- [What you have to do]:
Wherever "this" appears in a line, list that line.
--------------------------------
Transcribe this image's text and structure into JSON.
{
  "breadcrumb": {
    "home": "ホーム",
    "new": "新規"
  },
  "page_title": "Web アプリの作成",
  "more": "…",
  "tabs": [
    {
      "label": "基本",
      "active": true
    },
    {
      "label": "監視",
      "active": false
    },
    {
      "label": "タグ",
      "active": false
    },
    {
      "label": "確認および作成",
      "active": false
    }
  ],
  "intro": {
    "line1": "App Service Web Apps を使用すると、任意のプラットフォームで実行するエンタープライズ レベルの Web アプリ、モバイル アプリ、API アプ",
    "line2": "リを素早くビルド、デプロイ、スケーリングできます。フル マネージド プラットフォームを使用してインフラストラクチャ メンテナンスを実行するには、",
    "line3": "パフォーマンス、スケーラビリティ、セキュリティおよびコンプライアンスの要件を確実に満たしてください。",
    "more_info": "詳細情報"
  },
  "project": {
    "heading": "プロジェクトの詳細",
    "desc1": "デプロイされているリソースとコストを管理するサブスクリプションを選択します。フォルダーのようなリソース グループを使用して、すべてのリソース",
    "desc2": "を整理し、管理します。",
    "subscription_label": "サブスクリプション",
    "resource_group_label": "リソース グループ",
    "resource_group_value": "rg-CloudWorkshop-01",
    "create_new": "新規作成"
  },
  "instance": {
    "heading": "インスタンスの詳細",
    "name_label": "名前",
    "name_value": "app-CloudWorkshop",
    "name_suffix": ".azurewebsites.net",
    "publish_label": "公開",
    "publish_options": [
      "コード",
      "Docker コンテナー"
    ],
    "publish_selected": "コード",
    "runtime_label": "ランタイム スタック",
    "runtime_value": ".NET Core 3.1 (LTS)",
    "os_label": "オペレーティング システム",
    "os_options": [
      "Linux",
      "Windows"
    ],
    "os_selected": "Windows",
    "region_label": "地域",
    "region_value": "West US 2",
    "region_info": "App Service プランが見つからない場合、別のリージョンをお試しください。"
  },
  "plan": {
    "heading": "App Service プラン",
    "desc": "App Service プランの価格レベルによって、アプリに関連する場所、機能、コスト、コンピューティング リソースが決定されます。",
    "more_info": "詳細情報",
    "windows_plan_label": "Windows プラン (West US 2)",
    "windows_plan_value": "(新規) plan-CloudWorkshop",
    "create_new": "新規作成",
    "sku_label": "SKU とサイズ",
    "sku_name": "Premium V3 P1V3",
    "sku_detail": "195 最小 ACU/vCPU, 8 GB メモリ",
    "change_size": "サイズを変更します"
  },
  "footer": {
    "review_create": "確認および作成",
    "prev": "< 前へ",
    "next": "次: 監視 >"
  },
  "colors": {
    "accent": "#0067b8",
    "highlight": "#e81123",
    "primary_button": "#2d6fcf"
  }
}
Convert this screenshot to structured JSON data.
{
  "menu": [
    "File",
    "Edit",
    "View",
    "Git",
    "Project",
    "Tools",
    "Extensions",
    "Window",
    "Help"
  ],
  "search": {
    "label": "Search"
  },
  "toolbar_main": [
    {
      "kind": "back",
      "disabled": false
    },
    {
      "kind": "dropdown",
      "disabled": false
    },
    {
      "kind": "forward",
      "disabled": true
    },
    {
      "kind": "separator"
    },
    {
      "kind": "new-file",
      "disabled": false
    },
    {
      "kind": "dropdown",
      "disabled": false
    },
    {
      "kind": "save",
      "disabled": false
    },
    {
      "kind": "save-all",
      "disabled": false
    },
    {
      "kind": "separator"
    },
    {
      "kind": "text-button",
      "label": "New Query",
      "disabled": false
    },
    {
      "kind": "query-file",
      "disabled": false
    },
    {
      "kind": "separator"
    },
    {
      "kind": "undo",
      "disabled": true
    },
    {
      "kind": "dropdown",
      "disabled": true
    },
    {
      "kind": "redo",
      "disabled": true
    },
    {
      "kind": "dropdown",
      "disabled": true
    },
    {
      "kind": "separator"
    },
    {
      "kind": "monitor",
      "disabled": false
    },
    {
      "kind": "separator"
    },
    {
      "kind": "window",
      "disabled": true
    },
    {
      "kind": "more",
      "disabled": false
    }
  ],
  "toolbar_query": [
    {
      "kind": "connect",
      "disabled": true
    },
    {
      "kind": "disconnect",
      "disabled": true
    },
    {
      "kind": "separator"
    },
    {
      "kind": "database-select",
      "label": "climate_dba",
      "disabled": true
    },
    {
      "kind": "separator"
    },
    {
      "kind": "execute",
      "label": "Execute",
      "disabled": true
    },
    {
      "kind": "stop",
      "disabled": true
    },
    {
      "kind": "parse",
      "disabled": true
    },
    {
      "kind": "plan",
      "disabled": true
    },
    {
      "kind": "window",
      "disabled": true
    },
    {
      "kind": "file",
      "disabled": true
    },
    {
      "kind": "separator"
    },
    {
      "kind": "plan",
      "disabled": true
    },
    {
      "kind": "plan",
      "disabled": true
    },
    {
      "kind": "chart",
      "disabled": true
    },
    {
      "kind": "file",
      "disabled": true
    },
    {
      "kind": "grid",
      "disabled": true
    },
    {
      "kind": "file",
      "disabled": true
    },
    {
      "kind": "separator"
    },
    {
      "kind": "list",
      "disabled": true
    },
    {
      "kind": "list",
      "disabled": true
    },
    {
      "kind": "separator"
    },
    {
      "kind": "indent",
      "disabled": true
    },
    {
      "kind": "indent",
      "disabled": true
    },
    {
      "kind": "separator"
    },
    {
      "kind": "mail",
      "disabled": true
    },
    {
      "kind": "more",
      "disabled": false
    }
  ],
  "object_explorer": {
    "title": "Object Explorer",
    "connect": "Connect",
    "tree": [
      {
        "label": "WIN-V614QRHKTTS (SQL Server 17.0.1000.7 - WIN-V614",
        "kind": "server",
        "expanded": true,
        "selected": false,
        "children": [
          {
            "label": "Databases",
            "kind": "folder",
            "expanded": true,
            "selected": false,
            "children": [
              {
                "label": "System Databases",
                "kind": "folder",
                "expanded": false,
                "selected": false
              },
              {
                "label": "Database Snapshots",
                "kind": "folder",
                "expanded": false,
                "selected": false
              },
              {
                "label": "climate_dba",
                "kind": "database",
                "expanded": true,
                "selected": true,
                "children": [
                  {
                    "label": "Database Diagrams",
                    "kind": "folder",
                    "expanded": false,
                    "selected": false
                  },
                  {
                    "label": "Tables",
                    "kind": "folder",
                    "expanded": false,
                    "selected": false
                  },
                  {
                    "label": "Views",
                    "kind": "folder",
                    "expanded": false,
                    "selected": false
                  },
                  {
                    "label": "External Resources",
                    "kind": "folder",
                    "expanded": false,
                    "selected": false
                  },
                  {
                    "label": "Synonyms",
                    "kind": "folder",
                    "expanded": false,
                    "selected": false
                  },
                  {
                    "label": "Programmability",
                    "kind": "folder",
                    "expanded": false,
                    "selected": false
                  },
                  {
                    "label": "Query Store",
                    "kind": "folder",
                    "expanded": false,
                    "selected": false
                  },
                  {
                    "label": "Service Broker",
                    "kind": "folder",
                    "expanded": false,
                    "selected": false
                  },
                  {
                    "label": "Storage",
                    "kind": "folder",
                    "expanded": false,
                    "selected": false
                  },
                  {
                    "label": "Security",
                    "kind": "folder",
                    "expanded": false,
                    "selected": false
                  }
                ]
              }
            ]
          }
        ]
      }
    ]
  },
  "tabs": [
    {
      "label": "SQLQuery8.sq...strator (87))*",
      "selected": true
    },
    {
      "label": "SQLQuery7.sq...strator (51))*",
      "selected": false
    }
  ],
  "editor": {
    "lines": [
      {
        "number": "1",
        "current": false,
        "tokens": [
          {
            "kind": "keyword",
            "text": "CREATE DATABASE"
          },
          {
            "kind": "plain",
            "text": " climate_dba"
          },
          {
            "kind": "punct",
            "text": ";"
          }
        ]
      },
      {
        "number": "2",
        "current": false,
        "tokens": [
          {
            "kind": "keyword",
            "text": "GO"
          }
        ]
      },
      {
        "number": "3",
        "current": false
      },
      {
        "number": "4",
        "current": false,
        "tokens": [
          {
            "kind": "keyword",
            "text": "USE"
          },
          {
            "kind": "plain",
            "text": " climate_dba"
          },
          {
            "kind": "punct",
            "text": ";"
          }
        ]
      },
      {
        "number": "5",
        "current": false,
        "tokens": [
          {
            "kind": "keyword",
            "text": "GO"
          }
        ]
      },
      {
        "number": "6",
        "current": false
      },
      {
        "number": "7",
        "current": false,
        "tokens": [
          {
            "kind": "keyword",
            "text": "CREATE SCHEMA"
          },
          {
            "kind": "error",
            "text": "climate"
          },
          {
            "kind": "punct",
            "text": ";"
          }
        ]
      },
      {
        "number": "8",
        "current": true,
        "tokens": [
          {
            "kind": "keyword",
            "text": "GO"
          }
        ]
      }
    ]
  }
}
--------------------------------
- [Exercise response]:
Transcribe this image's text and structure into JSON.
Convert this screenshot to structured JSON data.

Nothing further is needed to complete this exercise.